- MATERIAL FOR THIS EXERCISE
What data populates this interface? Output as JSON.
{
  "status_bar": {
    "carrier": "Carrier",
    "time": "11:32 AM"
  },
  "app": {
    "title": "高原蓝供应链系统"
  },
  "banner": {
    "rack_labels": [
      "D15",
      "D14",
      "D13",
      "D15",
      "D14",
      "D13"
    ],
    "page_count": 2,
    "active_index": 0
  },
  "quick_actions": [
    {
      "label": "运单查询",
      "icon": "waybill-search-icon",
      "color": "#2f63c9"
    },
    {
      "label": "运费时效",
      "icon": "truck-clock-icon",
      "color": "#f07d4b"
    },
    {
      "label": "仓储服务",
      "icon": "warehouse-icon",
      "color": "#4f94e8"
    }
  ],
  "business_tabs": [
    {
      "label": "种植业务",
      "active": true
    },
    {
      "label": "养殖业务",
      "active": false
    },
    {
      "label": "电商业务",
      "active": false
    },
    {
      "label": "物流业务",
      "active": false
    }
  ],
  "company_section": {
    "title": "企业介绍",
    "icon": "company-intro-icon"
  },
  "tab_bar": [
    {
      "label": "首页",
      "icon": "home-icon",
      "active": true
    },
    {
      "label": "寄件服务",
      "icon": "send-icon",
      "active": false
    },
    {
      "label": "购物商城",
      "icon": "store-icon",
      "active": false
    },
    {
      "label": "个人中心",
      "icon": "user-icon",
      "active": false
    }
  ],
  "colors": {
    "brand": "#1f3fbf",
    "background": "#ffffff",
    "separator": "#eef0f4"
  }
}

- TASK DIRECTIONS
Identify the lines of the entries containing the string "icon". Copy each such line.

- EXERCISE ANSWER
      "icon": "waybill-search-icon",
      "icon": "truck-clock-icon",
      "icon": "warehouse-icon",
    "icon": "company-intro-icon"
      "icon": "home-icon",
      "icon": "send-icon",
      "icon": "store-icon",
      "icon": "user-icon",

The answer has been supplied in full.